* _Given request_
All of the data below should be written out exactly.

Excerpt from a dataset:
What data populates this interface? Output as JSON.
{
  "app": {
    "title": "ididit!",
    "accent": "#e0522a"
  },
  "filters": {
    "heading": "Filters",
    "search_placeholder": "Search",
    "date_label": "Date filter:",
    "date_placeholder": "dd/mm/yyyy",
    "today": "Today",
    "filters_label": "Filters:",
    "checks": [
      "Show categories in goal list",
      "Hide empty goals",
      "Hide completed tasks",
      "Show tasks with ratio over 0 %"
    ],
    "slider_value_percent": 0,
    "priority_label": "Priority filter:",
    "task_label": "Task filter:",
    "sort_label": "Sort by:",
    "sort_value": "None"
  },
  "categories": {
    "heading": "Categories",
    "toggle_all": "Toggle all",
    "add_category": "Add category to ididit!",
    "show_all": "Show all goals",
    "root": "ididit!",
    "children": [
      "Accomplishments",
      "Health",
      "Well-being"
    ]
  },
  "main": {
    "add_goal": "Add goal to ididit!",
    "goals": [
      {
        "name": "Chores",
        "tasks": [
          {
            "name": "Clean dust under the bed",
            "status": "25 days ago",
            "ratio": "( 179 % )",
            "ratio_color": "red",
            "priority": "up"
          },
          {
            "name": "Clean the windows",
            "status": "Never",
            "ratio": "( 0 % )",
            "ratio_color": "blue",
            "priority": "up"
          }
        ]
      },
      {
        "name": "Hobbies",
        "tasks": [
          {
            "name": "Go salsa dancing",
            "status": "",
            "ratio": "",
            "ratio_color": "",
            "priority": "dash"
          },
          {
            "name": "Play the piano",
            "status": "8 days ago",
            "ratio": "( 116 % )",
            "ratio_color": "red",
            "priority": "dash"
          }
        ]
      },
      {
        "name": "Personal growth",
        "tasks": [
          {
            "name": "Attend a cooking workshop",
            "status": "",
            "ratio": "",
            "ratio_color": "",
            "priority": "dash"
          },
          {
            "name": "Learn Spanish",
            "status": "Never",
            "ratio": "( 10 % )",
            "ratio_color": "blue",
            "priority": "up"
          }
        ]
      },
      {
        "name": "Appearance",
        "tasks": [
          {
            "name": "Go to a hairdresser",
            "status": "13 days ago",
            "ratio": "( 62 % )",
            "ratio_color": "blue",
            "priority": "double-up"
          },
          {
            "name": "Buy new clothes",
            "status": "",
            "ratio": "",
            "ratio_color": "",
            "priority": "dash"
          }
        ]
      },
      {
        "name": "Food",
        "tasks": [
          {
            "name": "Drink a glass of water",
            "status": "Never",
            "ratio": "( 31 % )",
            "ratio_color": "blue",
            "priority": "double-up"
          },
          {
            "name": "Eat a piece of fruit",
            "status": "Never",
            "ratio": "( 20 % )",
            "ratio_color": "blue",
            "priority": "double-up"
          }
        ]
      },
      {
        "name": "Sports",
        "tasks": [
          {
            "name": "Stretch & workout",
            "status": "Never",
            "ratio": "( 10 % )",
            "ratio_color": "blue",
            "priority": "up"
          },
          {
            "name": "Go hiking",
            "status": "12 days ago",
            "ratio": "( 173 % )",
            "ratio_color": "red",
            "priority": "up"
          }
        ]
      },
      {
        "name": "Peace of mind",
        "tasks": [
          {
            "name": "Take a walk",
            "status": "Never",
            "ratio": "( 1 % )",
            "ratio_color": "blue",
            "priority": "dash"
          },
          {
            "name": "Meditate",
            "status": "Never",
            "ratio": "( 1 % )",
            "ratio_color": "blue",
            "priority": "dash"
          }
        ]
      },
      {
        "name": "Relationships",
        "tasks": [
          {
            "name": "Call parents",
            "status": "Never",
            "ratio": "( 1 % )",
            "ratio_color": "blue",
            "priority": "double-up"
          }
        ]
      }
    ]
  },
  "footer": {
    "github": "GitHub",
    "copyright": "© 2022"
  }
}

* _Exercise response_
What data populates this interface? Output as JSON.
{
  "app": {
    "title": "ididit!",
    "accent": "#e0522a"
  },
  "filters": {
    "heading": "Filters",
    "search_placeholder": "Search",
    "date_label": "Date filter:",
    "date_placeholder": "dd/mm/yyyy",
    "today": "Today",
    "filters_label": "Filters:",
    "checks": [
      "Show categories in goal list",
      "Hide empty goals",
      "Hide completed tasks",
      "Show tasks with ratio over 0 %"
    ],
    "slider_value_percent": 0,
    "priority_label": "Priority filter:",
    "task_label": "Task filter:",
    "sort_label": "Sort by:",
    "sort_value": "None"
  },
  "categories": {
    "heading": "Categories",
    "toggle_all": "Toggle all",
    "add_category": "Add category to ididit!",
    "show_all": "Show all goals",
    "root": "ididit!",
    "children": [
      "Accomplishments",
      "Health",
      "Well-being"
    ]
  },
  "main": {
    "add_goal": "Add goal to ididit!",
    "goals": [
      {
        "name": "Chores",
        "tasks": [
          {
            "name": "Clean dust under the bed",
            "status": "25 days ago",
            "ratio": "( 179 % )",
            "ratio_color": "red",
            "priority": "up"
          },
          {
            "name": "Clean the windows",
            "status": "Never",
            "ratio": "( 0 % )",
            "ratio_color": "blue",
            "priority": "up"
          }
        ]
      },
      {
        "name": "Hobbies",
        "tasks": [
          {
            "name": "Go salsa dancing",
            "status": "",
            "ratio": "",
            "ratio_color": "",
            "priority": "dash"
          },
          {
            "name": "Play the piano",
            "status": "8 days ago",
            "ratio": "( 116 % )",
            "ratio_color": "red",
            "priority": "dash"
          }
        ]
      },
      {
        "name": "Personal growth",
        "tasks": [
          {
            "name": "Attend a cooking workshop",
            "status": "",
            "ratio": "",
            "ratio_color": "",
            "priority": "dash"
          },
          {
            "name": "Learn Spanish",
            "status": "Never",
            "ratio": "( 10 % )",
            "ratio_color": "blue",
            "priority": "up"
          }
        ]
      },
      {
        "name": "Appearance",
        "tasks": [
          {
            "name": "Go to a hairdresser",
            "status": "13 days ago",
            "ratio": "( 62 % )",
            "ratio_color": "blue",
            "priority": "double-up"
          },
          {
            "name": "Buy new clothes",
            "status": "",
            "ratio": "",
            "ratio_color": "",
            "priority": "dash"
          }
        ]
      },
      {
        "name": "Food",
        "tasks": [
          {
            "name": "Drink a glass of water",
            "status": "Never",
            "ratio": "( 31 % )",
            "ratio_color": "blue",
            "priority": "double-up"
          },
          {
            "name": "Eat a piece of fruit",
            "status": "Never",
            "ratio": "( 20 % )",
            "ratio_color": "blue",
            "priority": "double-up"
          }
        ]
      },
      {
        "name": "Sports",
        "tasks": [
          {
            "name": "Stretch & workout",
            "status": "Never",
            "ratio": "( 10 % )",
            "ratio_color": "blue",
            "priority": "up"
          },
          {
            "name": "Go hiking",
            "status": "12 days ago",
            "ratio": "( 173 % )",
            "ratio_color": "red",
            "priority": "up"
          }
        ]
      },
      {
        "name": "Peace of mind",
        "tasks": [
          {
            "name": "Take a walk",
            "status": "Never",
            "ratio": "( 1 % )",
            "ratio_color": "blue",
            "priority": "dash"
          },
          {
            "name": "Meditate",
            "status": "Never",
            "ratio": "( 1 % )",
            "ratio_color": "blue",
            "priority": "dash"
          }
        ]
      },
      {
        "name": "Relationships",
        "tasks": [
          {
            "name": "Call parents",
            "status": "Never",
            "ratio": "( 1 % )",
            "ratio_color": "blue",
            "priority": "double-up"
          }
        ]
      }
    ]
  },
  "footer": {
    "github": "GitHub",
    "copyright": "© 2022"
  }
}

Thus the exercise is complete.